SUPPLIED MATERIAL -
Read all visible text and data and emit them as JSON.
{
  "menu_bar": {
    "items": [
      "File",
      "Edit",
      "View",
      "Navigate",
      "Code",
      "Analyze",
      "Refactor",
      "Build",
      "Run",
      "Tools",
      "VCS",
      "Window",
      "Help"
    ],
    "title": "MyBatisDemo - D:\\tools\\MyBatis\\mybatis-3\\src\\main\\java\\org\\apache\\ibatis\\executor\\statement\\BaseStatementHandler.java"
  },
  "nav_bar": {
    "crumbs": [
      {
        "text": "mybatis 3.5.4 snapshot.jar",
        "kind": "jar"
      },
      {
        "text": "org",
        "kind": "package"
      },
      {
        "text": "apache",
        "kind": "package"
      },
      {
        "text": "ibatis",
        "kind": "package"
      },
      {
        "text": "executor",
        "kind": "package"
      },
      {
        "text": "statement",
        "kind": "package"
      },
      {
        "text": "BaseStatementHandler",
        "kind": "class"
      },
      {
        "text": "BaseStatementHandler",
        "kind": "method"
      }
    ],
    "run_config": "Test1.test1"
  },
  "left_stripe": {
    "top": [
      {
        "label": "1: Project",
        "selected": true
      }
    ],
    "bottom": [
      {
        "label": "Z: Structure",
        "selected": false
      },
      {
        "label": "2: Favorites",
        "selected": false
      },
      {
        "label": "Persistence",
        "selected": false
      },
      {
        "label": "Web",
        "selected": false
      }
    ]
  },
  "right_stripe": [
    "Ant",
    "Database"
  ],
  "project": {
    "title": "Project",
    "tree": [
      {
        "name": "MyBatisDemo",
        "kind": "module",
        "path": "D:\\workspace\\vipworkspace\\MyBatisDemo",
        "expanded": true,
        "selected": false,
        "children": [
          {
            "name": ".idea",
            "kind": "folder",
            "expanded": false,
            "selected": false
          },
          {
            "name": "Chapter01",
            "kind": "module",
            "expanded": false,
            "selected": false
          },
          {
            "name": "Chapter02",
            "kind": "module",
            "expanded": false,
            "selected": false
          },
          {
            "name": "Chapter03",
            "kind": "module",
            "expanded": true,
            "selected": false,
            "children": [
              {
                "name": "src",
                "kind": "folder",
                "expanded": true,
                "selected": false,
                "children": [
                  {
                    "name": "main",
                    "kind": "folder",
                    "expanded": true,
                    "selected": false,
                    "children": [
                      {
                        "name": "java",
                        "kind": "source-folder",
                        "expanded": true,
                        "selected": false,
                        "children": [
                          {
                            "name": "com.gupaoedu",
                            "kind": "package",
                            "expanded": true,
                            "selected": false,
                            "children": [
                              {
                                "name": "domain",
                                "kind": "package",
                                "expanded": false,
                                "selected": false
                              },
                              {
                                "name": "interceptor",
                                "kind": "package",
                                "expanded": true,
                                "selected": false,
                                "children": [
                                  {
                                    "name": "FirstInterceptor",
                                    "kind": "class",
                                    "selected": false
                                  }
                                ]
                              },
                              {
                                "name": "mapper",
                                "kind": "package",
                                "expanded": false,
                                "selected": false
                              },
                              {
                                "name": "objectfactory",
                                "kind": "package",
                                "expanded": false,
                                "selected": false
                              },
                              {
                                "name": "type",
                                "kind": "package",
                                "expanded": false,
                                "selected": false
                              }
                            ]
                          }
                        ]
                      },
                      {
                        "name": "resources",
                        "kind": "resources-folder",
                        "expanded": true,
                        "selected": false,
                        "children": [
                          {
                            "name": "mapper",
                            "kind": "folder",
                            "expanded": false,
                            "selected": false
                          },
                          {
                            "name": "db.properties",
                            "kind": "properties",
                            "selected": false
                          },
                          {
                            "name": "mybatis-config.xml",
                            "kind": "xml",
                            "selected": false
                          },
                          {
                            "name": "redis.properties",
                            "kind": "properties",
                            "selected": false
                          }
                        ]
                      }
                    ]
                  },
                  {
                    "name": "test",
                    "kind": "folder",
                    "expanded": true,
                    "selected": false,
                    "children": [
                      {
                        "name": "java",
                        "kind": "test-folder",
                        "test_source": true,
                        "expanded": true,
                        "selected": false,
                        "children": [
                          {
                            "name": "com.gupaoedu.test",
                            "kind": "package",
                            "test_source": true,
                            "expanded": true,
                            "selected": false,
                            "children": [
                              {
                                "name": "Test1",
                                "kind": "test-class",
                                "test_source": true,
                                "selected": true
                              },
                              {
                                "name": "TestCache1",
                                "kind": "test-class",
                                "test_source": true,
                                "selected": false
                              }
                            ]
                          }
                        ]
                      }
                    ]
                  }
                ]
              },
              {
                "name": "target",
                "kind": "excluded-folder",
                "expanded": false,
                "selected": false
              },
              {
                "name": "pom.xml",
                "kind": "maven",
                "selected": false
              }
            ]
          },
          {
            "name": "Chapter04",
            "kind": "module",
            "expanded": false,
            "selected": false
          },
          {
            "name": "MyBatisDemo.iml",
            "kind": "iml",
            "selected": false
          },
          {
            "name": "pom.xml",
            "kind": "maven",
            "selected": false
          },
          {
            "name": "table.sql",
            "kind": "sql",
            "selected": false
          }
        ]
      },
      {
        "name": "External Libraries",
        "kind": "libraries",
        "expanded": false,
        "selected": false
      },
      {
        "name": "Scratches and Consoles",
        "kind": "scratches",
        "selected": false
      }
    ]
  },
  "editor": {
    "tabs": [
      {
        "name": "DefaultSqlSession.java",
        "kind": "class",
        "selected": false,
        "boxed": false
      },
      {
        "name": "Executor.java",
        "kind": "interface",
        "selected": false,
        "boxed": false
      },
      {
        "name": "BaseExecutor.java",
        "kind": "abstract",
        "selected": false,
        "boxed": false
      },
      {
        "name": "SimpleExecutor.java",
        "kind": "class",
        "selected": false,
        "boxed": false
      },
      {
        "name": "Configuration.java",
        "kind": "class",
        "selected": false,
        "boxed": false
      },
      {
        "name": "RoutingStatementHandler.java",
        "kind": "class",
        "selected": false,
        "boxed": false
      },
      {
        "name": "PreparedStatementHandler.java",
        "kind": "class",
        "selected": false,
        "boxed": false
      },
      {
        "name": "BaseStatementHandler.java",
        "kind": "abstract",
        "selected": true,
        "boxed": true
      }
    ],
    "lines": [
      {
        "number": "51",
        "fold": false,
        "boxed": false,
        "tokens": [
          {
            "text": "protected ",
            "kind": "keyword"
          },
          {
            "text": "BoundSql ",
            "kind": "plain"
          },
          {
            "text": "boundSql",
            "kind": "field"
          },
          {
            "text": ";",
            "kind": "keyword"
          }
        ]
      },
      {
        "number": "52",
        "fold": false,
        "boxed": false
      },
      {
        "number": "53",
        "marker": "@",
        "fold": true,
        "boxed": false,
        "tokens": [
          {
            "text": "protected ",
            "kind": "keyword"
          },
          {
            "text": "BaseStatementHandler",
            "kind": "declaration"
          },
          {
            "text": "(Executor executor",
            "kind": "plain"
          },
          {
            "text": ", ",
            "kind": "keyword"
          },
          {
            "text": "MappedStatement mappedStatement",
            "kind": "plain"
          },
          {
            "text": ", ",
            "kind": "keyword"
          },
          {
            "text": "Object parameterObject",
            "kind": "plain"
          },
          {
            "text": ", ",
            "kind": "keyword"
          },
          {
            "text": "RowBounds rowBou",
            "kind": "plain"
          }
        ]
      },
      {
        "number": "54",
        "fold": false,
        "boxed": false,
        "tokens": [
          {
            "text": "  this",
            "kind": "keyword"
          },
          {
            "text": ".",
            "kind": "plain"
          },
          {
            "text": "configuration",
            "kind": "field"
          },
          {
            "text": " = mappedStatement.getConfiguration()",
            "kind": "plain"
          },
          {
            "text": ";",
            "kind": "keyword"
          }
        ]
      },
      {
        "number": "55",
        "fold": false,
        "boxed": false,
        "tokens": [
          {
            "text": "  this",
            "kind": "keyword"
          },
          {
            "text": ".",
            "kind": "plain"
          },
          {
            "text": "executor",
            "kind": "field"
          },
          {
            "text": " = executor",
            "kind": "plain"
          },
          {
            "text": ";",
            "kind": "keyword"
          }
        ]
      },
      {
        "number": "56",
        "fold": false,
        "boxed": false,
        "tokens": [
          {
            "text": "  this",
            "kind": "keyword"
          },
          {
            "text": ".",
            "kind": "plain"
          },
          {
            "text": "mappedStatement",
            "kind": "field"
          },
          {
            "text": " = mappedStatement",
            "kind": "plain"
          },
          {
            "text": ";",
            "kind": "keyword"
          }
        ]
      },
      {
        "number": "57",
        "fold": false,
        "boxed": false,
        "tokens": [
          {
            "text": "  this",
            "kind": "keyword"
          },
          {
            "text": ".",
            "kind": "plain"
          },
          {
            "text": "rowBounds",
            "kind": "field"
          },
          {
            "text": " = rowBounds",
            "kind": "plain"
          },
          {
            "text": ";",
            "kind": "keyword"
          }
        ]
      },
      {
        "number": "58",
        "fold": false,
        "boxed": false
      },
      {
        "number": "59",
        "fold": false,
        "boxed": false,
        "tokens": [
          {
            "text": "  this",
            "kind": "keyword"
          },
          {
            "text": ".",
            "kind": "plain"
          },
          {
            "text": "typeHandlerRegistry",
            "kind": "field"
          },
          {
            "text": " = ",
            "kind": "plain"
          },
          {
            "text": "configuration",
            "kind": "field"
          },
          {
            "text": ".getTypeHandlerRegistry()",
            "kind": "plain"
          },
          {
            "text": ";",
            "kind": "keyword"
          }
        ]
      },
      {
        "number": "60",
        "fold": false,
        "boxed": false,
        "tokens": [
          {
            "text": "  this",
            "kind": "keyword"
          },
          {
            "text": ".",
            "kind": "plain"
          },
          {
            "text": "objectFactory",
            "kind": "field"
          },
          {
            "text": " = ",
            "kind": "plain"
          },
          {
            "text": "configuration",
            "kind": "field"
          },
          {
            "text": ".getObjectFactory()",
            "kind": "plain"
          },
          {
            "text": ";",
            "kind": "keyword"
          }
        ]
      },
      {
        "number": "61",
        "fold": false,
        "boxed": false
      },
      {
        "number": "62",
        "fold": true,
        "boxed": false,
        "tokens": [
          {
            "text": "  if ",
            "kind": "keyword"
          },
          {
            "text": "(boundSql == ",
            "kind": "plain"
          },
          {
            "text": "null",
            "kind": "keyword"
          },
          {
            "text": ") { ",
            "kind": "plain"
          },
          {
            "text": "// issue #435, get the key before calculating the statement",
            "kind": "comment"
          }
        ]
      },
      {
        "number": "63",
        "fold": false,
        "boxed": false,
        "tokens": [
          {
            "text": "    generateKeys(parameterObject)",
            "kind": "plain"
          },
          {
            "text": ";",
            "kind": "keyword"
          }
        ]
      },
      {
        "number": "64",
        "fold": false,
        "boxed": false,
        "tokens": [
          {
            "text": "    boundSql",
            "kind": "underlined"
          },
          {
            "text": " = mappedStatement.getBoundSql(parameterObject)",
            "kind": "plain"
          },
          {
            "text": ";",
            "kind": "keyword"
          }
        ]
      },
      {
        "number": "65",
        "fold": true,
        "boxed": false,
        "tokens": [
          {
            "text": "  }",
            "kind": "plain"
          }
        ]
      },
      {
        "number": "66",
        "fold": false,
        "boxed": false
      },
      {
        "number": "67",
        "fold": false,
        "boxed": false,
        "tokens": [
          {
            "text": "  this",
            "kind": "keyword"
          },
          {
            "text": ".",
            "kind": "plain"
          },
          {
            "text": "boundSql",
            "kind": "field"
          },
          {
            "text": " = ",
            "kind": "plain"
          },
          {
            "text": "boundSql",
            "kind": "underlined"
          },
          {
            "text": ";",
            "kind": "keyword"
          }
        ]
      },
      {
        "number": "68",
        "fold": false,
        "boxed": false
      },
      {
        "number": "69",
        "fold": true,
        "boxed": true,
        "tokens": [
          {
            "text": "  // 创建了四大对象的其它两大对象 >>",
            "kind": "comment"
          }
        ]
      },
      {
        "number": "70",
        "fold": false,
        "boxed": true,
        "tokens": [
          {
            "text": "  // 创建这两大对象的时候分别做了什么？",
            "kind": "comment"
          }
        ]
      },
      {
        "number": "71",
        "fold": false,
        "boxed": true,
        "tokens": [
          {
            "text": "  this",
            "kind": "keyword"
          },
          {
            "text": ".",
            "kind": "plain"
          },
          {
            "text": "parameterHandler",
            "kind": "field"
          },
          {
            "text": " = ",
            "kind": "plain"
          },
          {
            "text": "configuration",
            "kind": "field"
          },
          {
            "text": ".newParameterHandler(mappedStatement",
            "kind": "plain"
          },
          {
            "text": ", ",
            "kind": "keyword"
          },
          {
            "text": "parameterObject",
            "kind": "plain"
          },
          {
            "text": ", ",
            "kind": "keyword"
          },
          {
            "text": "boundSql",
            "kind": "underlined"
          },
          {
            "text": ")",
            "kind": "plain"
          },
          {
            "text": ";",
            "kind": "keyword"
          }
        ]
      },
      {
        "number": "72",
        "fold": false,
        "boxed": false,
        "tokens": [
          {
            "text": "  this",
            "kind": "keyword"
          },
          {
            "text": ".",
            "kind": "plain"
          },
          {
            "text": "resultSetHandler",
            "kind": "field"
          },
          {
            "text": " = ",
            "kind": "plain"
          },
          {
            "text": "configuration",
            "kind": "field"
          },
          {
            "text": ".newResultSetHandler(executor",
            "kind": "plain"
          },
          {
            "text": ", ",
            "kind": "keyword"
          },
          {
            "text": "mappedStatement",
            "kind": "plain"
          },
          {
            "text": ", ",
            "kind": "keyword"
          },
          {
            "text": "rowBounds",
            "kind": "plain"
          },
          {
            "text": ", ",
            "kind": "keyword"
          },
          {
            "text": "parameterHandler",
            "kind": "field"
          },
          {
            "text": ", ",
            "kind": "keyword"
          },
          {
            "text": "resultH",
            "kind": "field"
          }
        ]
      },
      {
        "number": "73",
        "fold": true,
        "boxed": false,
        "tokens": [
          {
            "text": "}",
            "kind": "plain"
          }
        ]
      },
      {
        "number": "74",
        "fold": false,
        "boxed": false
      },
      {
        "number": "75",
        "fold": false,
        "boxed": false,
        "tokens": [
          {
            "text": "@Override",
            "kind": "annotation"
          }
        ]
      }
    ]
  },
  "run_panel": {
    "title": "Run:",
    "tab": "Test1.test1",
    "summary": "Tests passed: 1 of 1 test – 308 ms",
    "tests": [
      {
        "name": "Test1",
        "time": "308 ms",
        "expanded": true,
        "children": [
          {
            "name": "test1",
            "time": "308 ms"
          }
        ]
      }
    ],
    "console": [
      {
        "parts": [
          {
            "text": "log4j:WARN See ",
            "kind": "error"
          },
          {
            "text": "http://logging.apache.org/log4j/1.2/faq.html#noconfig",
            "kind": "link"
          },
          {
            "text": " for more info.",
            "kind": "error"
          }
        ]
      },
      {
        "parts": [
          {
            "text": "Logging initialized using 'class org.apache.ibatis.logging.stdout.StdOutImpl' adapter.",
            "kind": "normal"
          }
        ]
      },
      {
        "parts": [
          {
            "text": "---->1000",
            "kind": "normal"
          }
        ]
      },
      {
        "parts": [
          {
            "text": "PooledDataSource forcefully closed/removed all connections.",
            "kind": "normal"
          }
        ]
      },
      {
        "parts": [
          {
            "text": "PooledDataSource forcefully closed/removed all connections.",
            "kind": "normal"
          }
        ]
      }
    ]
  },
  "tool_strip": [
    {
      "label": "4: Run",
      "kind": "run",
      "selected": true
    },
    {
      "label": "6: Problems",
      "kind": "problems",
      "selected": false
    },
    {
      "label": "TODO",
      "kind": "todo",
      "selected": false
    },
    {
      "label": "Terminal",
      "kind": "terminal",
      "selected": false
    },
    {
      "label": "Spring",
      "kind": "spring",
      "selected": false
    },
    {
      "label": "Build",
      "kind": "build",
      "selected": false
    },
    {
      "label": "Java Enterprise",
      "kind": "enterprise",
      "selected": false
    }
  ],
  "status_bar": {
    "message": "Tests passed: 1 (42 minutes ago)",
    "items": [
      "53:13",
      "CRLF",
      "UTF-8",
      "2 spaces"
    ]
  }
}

EXERCISE REQUIREMENTS - Using the material above, gather every line that includes "folder".

RESPONSE TO THIS EXERCISE -
            "kind": "folder",
                "kind": "folder",
                    "kind": "folder",
                        "kind": "source-folder",
                        "kind": "resources-folder",
                            "kind": "folder",
                    "kind": "folder",
                        "kind": "test-folder",
                "kind": "excluded-folder",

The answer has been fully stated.